Entries provided -
# # # # #
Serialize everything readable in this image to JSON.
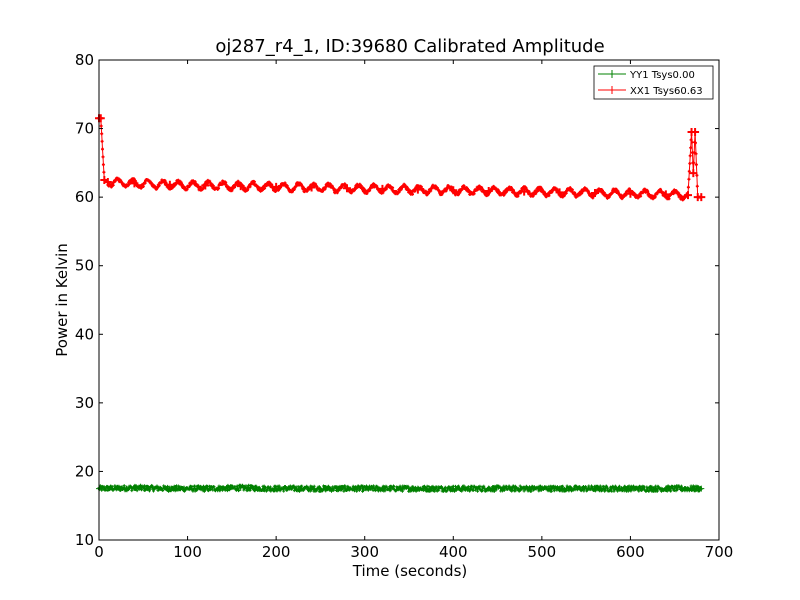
{
  "chart_data": {
    "type": "line",
    "title": "oj287_r4_1, ID:39680 Calibrated Amplitude",
    "xlabel": "Time (seconds)",
    "ylabel": "Power in Kelvin",
    "xlim": [
      0,
      700
    ],
    "ylim": [
      10,
      80
    ],
    "xticks": [
      0,
      100,
      200,
      300,
      400,
      500,
      600,
      700
    ],
    "yticks": [
      10,
      20,
      30,
      40,
      50,
      60,
      70,
      80
    ],
    "grid": false,
    "legend_position": "top-right",
    "series": [
      {
        "name": "YY1 Tsys0.00",
        "color": "#008000",
        "marker": "plus",
        "description_values": {
          "t_start": 0,
          "t_end": 680,
          "mean": 17.5,
          "noise": 0.4
        },
        "x": [
          0,
          40,
          80,
          120,
          160,
          200,
          240,
          280,
          320,
          360,
          400,
          440,
          480,
          520,
          560,
          600,
          640,
          680
        ],
        "values": [
          17.5,
          17.6,
          17.5,
          17.5,
          17.6,
          17.5,
          17.5,
          17.5,
          17.5,
          17.5,
          17.5,
          17.5,
          17.5,
          17.5,
          17.5,
          17.5,
          17.5,
          17.5
        ]
      },
      {
        "name": "XX1 Tsys60.63",
        "color": "#ff0000",
        "marker": "plus",
        "x": [
          0,
          2,
          6,
          10,
          40,
          80,
          120,
          160,
          200,
          240,
          280,
          320,
          360,
          400,
          440,
          480,
          520,
          560,
          600,
          640,
          665,
          669,
          671,
          673,
          676,
          680
        ],
        "values": [
          71.5,
          71.5,
          62.5,
          62.2,
          62.0,
          61.8,
          61.7,
          61.6,
          61.5,
          61.4,
          61.3,
          61.2,
          61.1,
          61.0,
          60.9,
          60.8,
          60.7,
          60.6,
          60.5,
          60.4,
          60.3,
          69.5,
          63.5,
          69.5,
          60.0,
          60.0
        ]
      }
    ]
  }
}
# # # # #
Job - Extract the full listing exactly, with the pictures left out.

Result for this exercise -
Serialize everything readable in this image to JSON.
{
  "chart_data": {
    "type": "line",
    "title": "oj287_r4_1, ID:39680 Calibrated Amplitude",
    "xlabel": "Time (seconds)",
    "ylabel": "Power in Kelvin",
    "xlim": [
      0,
      700
    ],
    "ylim": [
      10,
      80
    ],
    "xticks": [
      0,
      100,
      200,
      300,
      400,
      500,
      600,
      700
    ],
    "yticks": [
      10,
      20,
      30,
      40,
      50,
      60,
      70,
      80
    ],
    "grid": false,
    "legend_position": "top-right",
    "series": [
      {
        "name": "YY1 Tsys0.00",
        "color": "#008000",
        "marker": "plus",
        "description_values": {
          "t_start": 0,
          "t_end": 680,
          "mean": 17.5,
          "noise": 0.4
        },
        "x": [
          0,
          40,
          80,
          120,
          160,
          200,
          240,
          280,
          320,
          360,
          400,
          440,
          480,
          520,
          560,
          600,
          640,
          680
        ],
        "values": [
          17.5,
          17.6,
          17.5,
          17.5,
          17.6,
          17.5,
          17.5,
          17.5,
          17.5,
          17.5,
          17.5,
          17.5,
          17.5,
          17.5,
          17.5,
          17.5,
          17.5,
          17.5
        ]
      },
      {
        "name": "XX1 Tsys60.63",
        "color": "#ff0000",
        "marker": "plus",
        "x": [
          0,
          2,
          6,
          10,
          40,
          80,
          120,
          160,
          200,
          240,
          280,
          320,
          360,
          400,
          440,
          480,
          520,
          560,
          600,
          640,
          665,
          669,
          671,
          673,
          676,
          680
        ],
        "values": [
          71.5,
          71.5,
          62.5,
          62.2,
          62.0,
          61.8,
          61.7,
          61.6,
          61.5,
          61.4,
          61.3,
          61.2,
          61.1,
          61.0,
          60.9,
          60.8,
          60.7,
          60.6,
          60.5,
          60.4,
          60.3,
          69.5,
          63.5,
          69.5,
          60.0,
          60.0
        ]
      }
    ]
  }
}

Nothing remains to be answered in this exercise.